A block of data:
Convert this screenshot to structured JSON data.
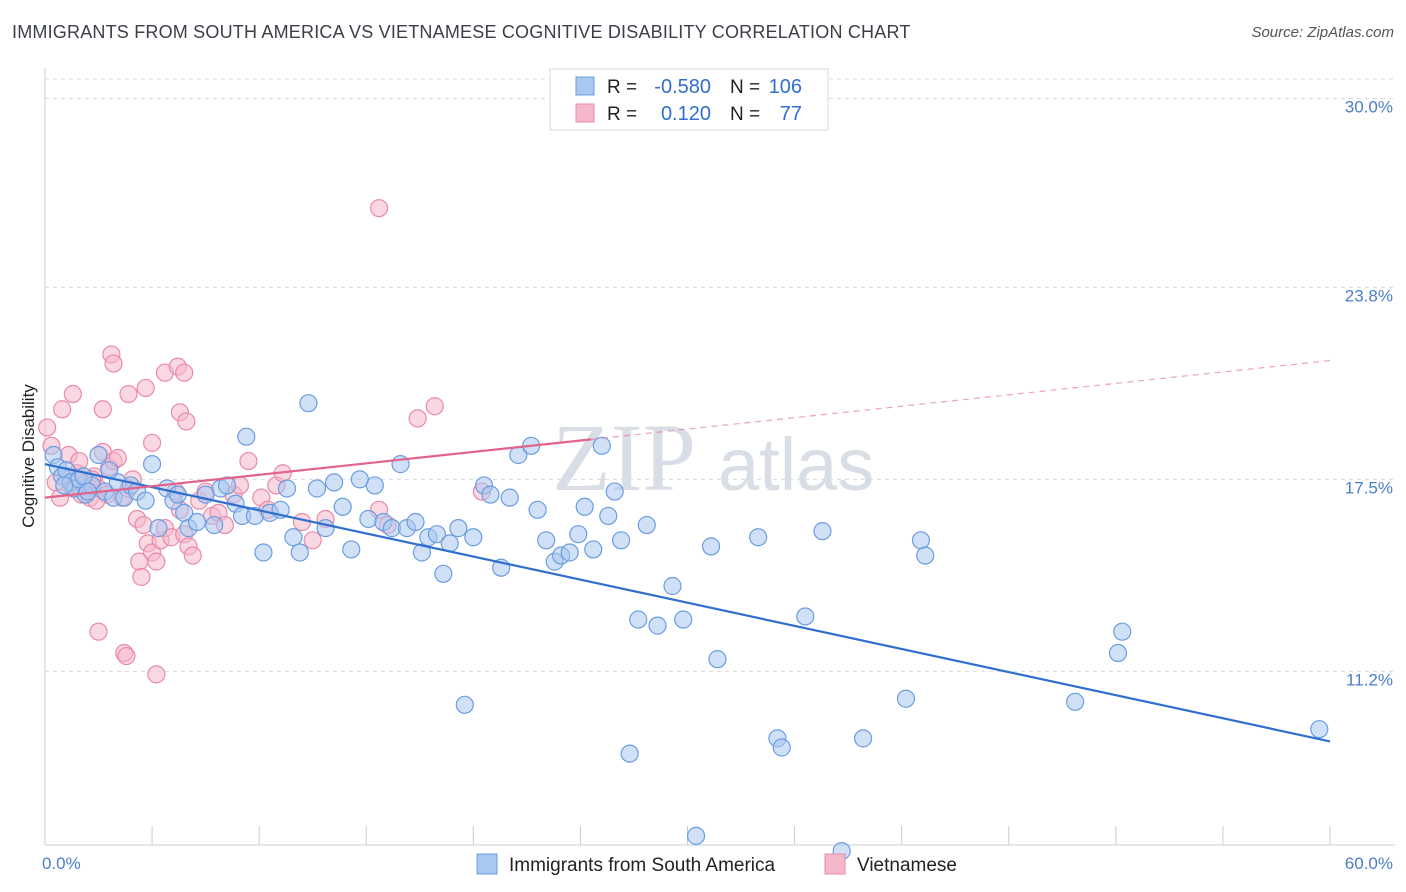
{
  "title": "IMMIGRANTS FROM SOUTH AMERICA VS VIETNAMESE COGNITIVE DISABILITY CORRELATION CHART",
  "source": "Source: ZipAtlas.com",
  "watermark": {
    "zip": "ZIP",
    "atlas": "atlas"
  },
  "legend": {
    "rows": [
      {
        "r_label": "R =",
        "r_value": "-0.580",
        "n_label": "N =",
        "n_value": "106"
      },
      {
        "r_label": "R =",
        "r_value": "0.120",
        "n_label": "N =",
        "n_value": "77"
      }
    ]
  },
  "bottom_legend": {
    "items": [
      {
        "label": "Immigrants from South America"
      },
      {
        "label": "Vietnamese"
      }
    ]
  },
  "colors": {
    "blue_fill": "#a9c8f0",
    "blue_stroke": "#6b9de0",
    "blue_line": "#2f6fce",
    "pink_fill": "#f5b8ca",
    "pink_stroke": "#e98aa8",
    "pink_line": "#e0648d",
    "grid": "#d7dbe0",
    "tick_text": "#4a7ec9"
  },
  "chart_data": {
    "type": "scatter",
    "xlabel": "",
    "ylabel": "Cognitive Disability",
    "xlim": [
      0,
      60
    ],
    "ylim": [
      5.5,
      31
    ],
    "x_tick_labels": [
      {
        "value": 0,
        "label": "0.0%"
      },
      {
        "value": 60,
        "label": "60.0%"
      }
    ],
    "y_tick_labels": [
      {
        "value": 30.0,
        "label": "30.0%"
      },
      {
        "value": 23.8,
        "label": "23.8%"
      },
      {
        "value": 17.5,
        "label": "17.5%"
      },
      {
        "value": 11.2,
        "label": "11.2%"
      }
    ],
    "grid": true,
    "legend_position": "top-center",
    "series": [
      {
        "name": "Immigrants from South America",
        "color": "#a9c8f0",
        "trend": {
          "x": [
            0,
            60
          ],
          "y": [
            18.0,
            8.9
          ],
          "dashed_extension": false
        },
        "points": [
          [
            0.4,
            18.3
          ],
          [
            0.6,
            17.9
          ],
          [
            0.8,
            17.6
          ],
          [
            1.0,
            17.8
          ],
          [
            1.2,
            17.4
          ],
          [
            1.4,
            17.2
          ],
          [
            1.6,
            17.5
          ],
          [
            1.9,
            17.0
          ],
          [
            2.2,
            17.3
          ],
          [
            2.5,
            18.3
          ],
          [
            2.8,
            17.1
          ],
          [
            3.2,
            16.9
          ],
          [
            3.4,
            17.4
          ],
          [
            3.7,
            16.9
          ],
          [
            4.0,
            17.3
          ],
          [
            4.3,
            17.1
          ],
          [
            4.7,
            16.8
          ],
          [
            5.0,
            18.0
          ],
          [
            5.3,
            15.9
          ],
          [
            5.7,
            17.2
          ],
          [
            6.0,
            16.8
          ],
          [
            6.2,
            17.0
          ],
          [
            6.5,
            16.4
          ],
          [
            6.7,
            15.9
          ],
          [
            7.1,
            16.1
          ],
          [
            7.5,
            17.0
          ],
          [
            7.9,
            16.0
          ],
          [
            8.2,
            17.2
          ],
          [
            8.5,
            17.3
          ],
          [
            8.9,
            16.7
          ],
          [
            9.2,
            16.3
          ],
          [
            9.4,
            18.9
          ],
          [
            9.8,
            16.3
          ],
          [
            10.2,
            15.1
          ],
          [
            10.5,
            16.4
          ],
          [
            11.0,
            16.5
          ],
          [
            11.3,
            17.2
          ],
          [
            11.6,
            15.6
          ],
          [
            11.9,
            15.1
          ],
          [
            12.3,
            20.0
          ],
          [
            12.7,
            17.2
          ],
          [
            13.1,
            15.9
          ],
          [
            13.5,
            17.4
          ],
          [
            13.9,
            16.6
          ],
          [
            14.3,
            15.2
          ],
          [
            14.7,
            17.5
          ],
          [
            15.1,
            16.2
          ],
          [
            15.4,
            17.3
          ],
          [
            15.8,
            16.1
          ],
          [
            16.2,
            15.9
          ],
          [
            16.6,
            18.0
          ],
          [
            16.9,
            15.9
          ],
          [
            17.3,
            16.1
          ],
          [
            17.6,
            15.1
          ],
          [
            17.9,
            15.6
          ],
          [
            18.3,
            15.7
          ],
          [
            18.6,
            14.4
          ],
          [
            18.9,
            15.4
          ],
          [
            19.3,
            15.9
          ],
          [
            19.6,
            10.1
          ],
          [
            20.0,
            15.6
          ],
          [
            20.5,
            17.3
          ],
          [
            20.8,
            17.0
          ],
          [
            21.3,
            14.6
          ],
          [
            21.7,
            16.9
          ],
          [
            22.1,
            18.3
          ],
          [
            22.7,
            18.6
          ],
          [
            23.0,
            16.5
          ],
          [
            23.4,
            15.5
          ],
          [
            23.8,
            14.8
          ],
          [
            24.1,
            15.0
          ],
          [
            24.5,
            15.1
          ],
          [
            24.9,
            15.7
          ],
          [
            25.2,
            16.6
          ],
          [
            25.6,
            15.2
          ],
          [
            26.0,
            18.6
          ],
          [
            26.3,
            16.3
          ],
          [
            26.6,
            17.1
          ],
          [
            26.9,
            15.5
          ],
          [
            27.3,
            8.5
          ],
          [
            27.7,
            12.9
          ],
          [
            28.1,
            16.0
          ],
          [
            28.6,
            12.7
          ],
          [
            29.3,
            14.0
          ],
          [
            29.8,
            12.9
          ],
          [
            30.4,
            5.8
          ],
          [
            31.1,
            15.3
          ],
          [
            31.4,
            11.6
          ],
          [
            33.3,
            15.6
          ],
          [
            34.2,
            9.0
          ],
          [
            34.4,
            8.7
          ],
          [
            35.5,
            13.0
          ],
          [
            36.3,
            15.8
          ],
          [
            37.2,
            5.3
          ],
          [
            38.2,
            9.0
          ],
          [
            40.2,
            10.3
          ],
          [
            40.9,
            15.5
          ],
          [
            41.1,
            15.0
          ],
          [
            48.1,
            10.2
          ],
          [
            50.1,
            11.8
          ],
          [
            50.3,
            12.5
          ],
          [
            59.5,
            9.3
          ],
          [
            0.9,
            17.3
          ],
          [
            1.8,
            17.6
          ],
          [
            2.0,
            17.1
          ],
          [
            3.0,
            17.8
          ]
        ]
      },
      {
        "name": "Vietnamese",
        "color": "#f5b8ca",
        "trend": {
          "x": [
            0,
            60
          ],
          "y": [
            16.9,
            21.4
          ],
          "solid_until_x": 25.5
        },
        "points": [
          [
            0.1,
            19.2
          ],
          [
            0.3,
            18.6
          ],
          [
            0.5,
            17.4
          ],
          [
            0.7,
            16.9
          ],
          [
            0.8,
            19.8
          ],
          [
            1.0,
            17.6
          ],
          [
            1.1,
            18.3
          ],
          [
            1.3,
            17.2
          ],
          [
            1.5,
            17.7
          ],
          [
            1.6,
            18.1
          ],
          [
            1.7,
            17.0
          ],
          [
            1.9,
            17.4
          ],
          [
            2.1,
            16.9
          ],
          [
            2.3,
            17.6
          ],
          [
            2.5,
            17.2
          ],
          [
            2.7,
            18.4
          ],
          [
            2.9,
            17.0
          ],
          [
            3.0,
            17.9
          ],
          [
            3.2,
            18.1
          ],
          [
            3.4,
            18.2
          ],
          [
            3.6,
            16.9
          ],
          [
            3.9,
            17.2
          ],
          [
            4.1,
            17.5
          ],
          [
            4.3,
            16.2
          ],
          [
            4.6,
            16.0
          ],
          [
            4.8,
            15.4
          ],
          [
            5.0,
            15.1
          ],
          [
            5.2,
            14.8
          ],
          [
            5.4,
            15.5
          ],
          [
            5.6,
            15.9
          ],
          [
            5.9,
            15.6
          ],
          [
            6.1,
            17.1
          ],
          [
            6.3,
            16.5
          ],
          [
            6.5,
            15.7
          ],
          [
            6.7,
            15.3
          ],
          [
            6.9,
            15.0
          ],
          [
            7.2,
            16.8
          ],
          [
            7.5,
            17.1
          ],
          [
            7.8,
            16.3
          ],
          [
            8.1,
            16.4
          ],
          [
            8.4,
            16.0
          ],
          [
            8.8,
            17.0
          ],
          [
            9.1,
            17.3
          ],
          [
            9.5,
            18.1
          ],
          [
            10.1,
            16.9
          ],
          [
            10.4,
            16.5
          ],
          [
            10.8,
            17.3
          ],
          [
            11.1,
            17.7
          ],
          [
            12.0,
            16.1
          ],
          [
            12.5,
            15.5
          ],
          [
            13.1,
            16.2
          ],
          [
            15.6,
            16.5
          ],
          [
            16.0,
            16.0
          ],
          [
            17.4,
            19.5
          ],
          [
            18.2,
            19.9
          ],
          [
            20.4,
            17.1
          ],
          [
            15.6,
            26.4
          ],
          [
            3.1,
            21.6
          ],
          [
            3.2,
            21.3
          ],
          [
            4.7,
            20.5
          ],
          [
            5.6,
            21.0
          ],
          [
            6.2,
            21.2
          ],
          [
            6.5,
            21.0
          ],
          [
            6.3,
            19.7
          ],
          [
            1.3,
            20.3
          ],
          [
            2.7,
            19.8
          ],
          [
            3.9,
            20.3
          ],
          [
            5.0,
            18.7
          ],
          [
            6.6,
            19.4
          ],
          [
            2.5,
            12.5
          ],
          [
            3.7,
            11.8
          ],
          [
            3.8,
            11.7
          ],
          [
            5.2,
            11.1
          ],
          [
            2.2,
            17.5
          ],
          [
            2.4,
            16.8
          ],
          [
            4.4,
            14.8
          ],
          [
            4.5,
            14.3
          ]
        ]
      }
    ]
  }
}
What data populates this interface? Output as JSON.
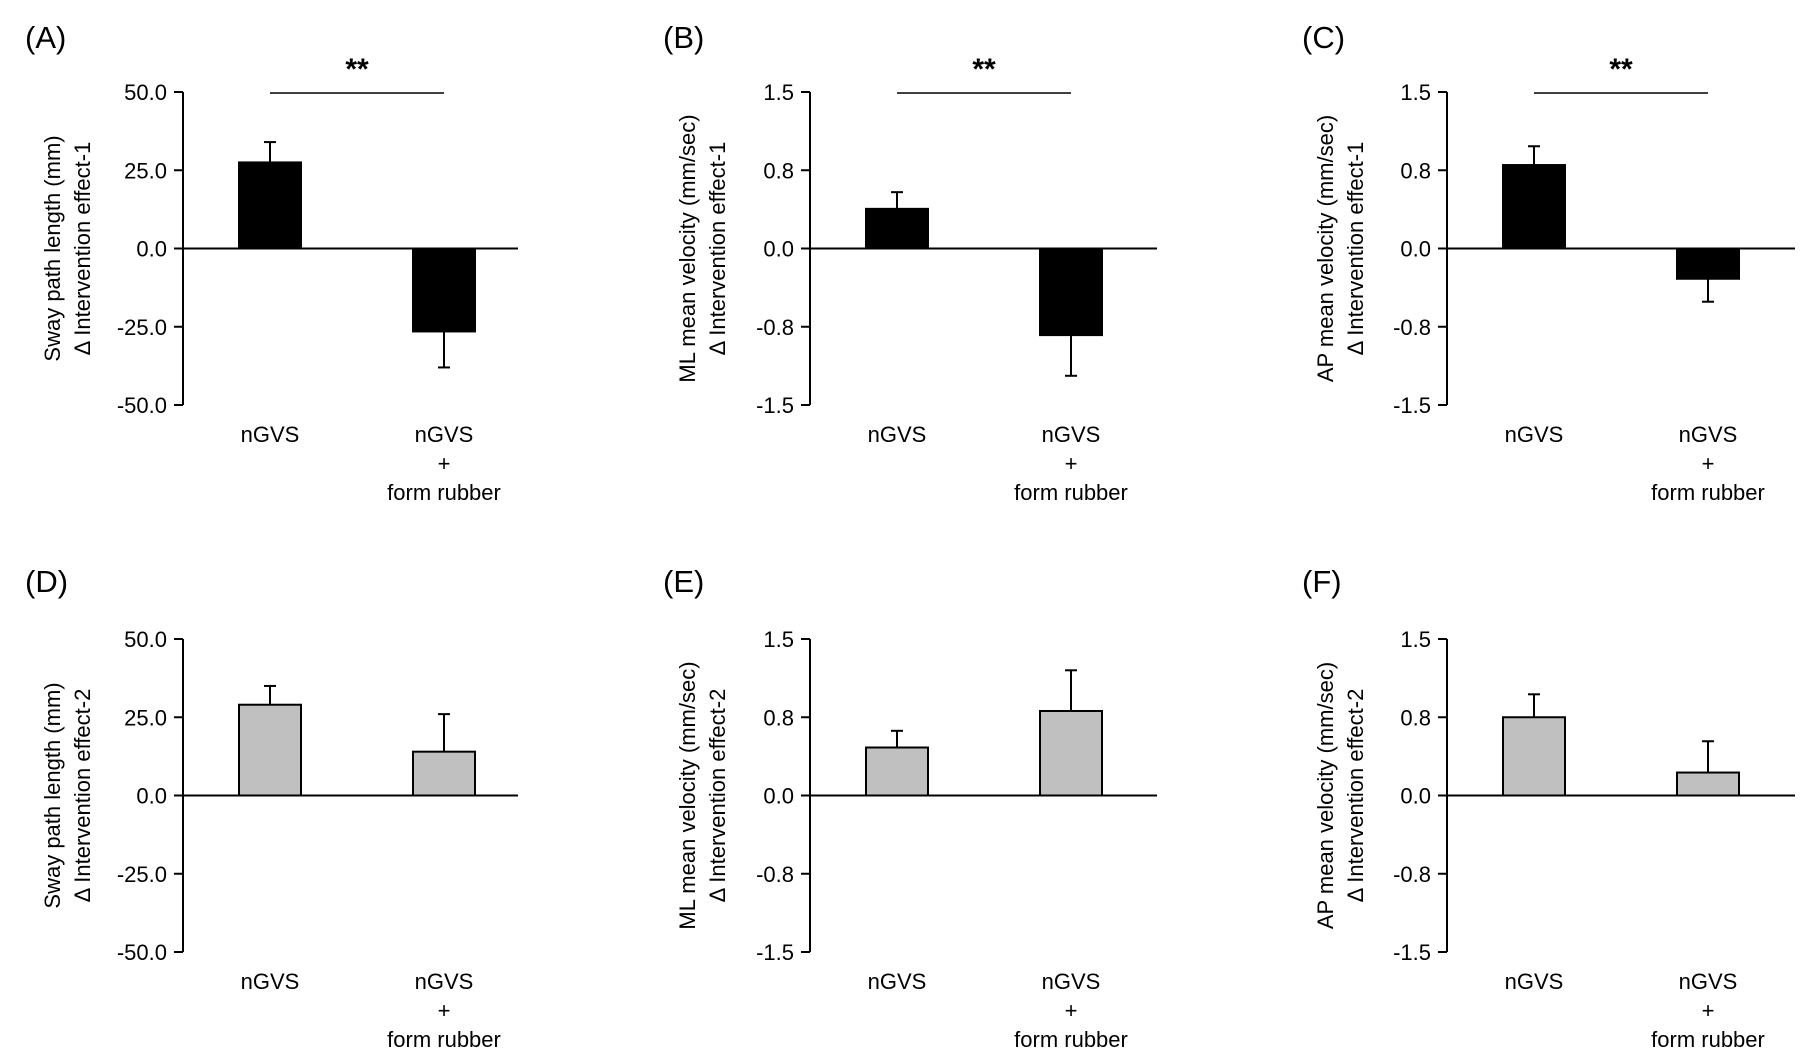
{
  "chart_data": [
    {
      "type": "bar",
      "panel": "(A)",
      "categories": [
        [
          "nGVS"
        ],
        [
          "nGVS",
          "+",
          "form rubber"
        ]
      ],
      "values": [
        27.5,
        -26.5
      ],
      "errors": [
        6.5,
        11.5
      ],
      "colors": [
        "#000000",
        "#000000"
      ],
      "ylabel": [
        "Sway path length (mm)",
        "Δ Intervention effect-1"
      ],
      "yticks": [
        "50.0",
        "25.0",
        "0.0",
        "-25.0",
        "-50.0"
      ],
      "ylim": [
        -50,
        50
      ],
      "significance": "**"
    },
    {
      "type": "bar",
      "panel": "(B)",
      "categories": [
        [
          "nGVS"
        ],
        [
          "nGVS",
          "+",
          "form rubber"
        ]
      ],
      "values": [
        0.38,
        -0.83
      ],
      "errors": [
        0.16,
        0.39
      ],
      "colors": [
        "#000000",
        "#000000"
      ],
      "ylabel": [
        "ML mean velocity (mm/sec)",
        "Δ Intervention effect-1"
      ],
      "yticks": [
        "1.5",
        "0.8",
        "0.0",
        "-0.8",
        "-1.5"
      ],
      "ylim": [
        -1.5,
        1.5
      ],
      "significance": "**"
    },
    {
      "type": "bar",
      "panel": "(C)",
      "categories": [
        [
          "nGVS"
        ],
        [
          "nGVS",
          "+",
          "form rubber"
        ]
      ],
      "values": [
        0.8,
        -0.29
      ],
      "errors": [
        0.18,
        0.22
      ],
      "colors": [
        "#000000",
        "#000000"
      ],
      "ylabel": [
        "AP mean velocity (mm/sec)",
        "Δ Intervention effect-1"
      ],
      "yticks": [
        "1.5",
        "0.8",
        "0.0",
        "-0.8",
        "-1.5"
      ],
      "ylim": [
        -1.5,
        1.5
      ],
      "significance": "**"
    },
    {
      "type": "bar",
      "panel": "(D)",
      "categories": [
        [
          "nGVS"
        ],
        [
          "nGVS",
          "+",
          "form rubber"
        ]
      ],
      "values": [
        29.0,
        14.0
      ],
      "errors": [
        6.0,
        12.0
      ],
      "colors": [
        "#c0c0c0",
        "#c0c0c0"
      ],
      "ylabel": [
        "Sway path length (mm)",
        "Δ Intervention effect-2"
      ],
      "yticks": [
        "50.0",
        "25.0",
        "0.0",
        "-25.0",
        "-50.0"
      ],
      "ylim": [
        -50,
        50
      ],
      "significance": ""
    },
    {
      "type": "bar",
      "panel": "(E)",
      "categories": [
        [
          "nGVS"
        ],
        [
          "nGVS",
          "+",
          "form rubber"
        ]
      ],
      "values": [
        0.46,
        0.81
      ],
      "errors": [
        0.16,
        0.39
      ],
      "colors": [
        "#c0c0c0",
        "#c0c0c0"
      ],
      "ylabel": [
        "ML mean velocity (mm/sec)",
        "Δ Intervention effect-2"
      ],
      "yticks": [
        "1.5",
        "0.8",
        "0.0",
        "-0.8",
        "-1.5"
      ],
      "ylim": [
        -1.5,
        1.5
      ],
      "significance": ""
    },
    {
      "type": "bar",
      "panel": "(F)",
      "categories": [
        [
          "nGVS"
        ],
        [
          "nGVS",
          "+",
          "form rubber"
        ]
      ],
      "values": [
        0.75,
        0.22
      ],
      "errors": [
        0.22,
        0.3
      ],
      "colors": [
        "#c0c0c0",
        "#c0c0c0"
      ],
      "ylabel": [
        "AP mean velocity (mm/sec)",
        "Δ Intervention effect-2"
      ],
      "yticks": [
        "1.5",
        "0.8",
        "0.0",
        "-0.8",
        "-1.5"
      ],
      "ylim": [
        -1.5,
        1.5
      ],
      "significance": ""
    }
  ]
}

GOAL OF THE EXERCISE: Say how many lines in the records hold the string "this", and say nothing else.

RESULT: 2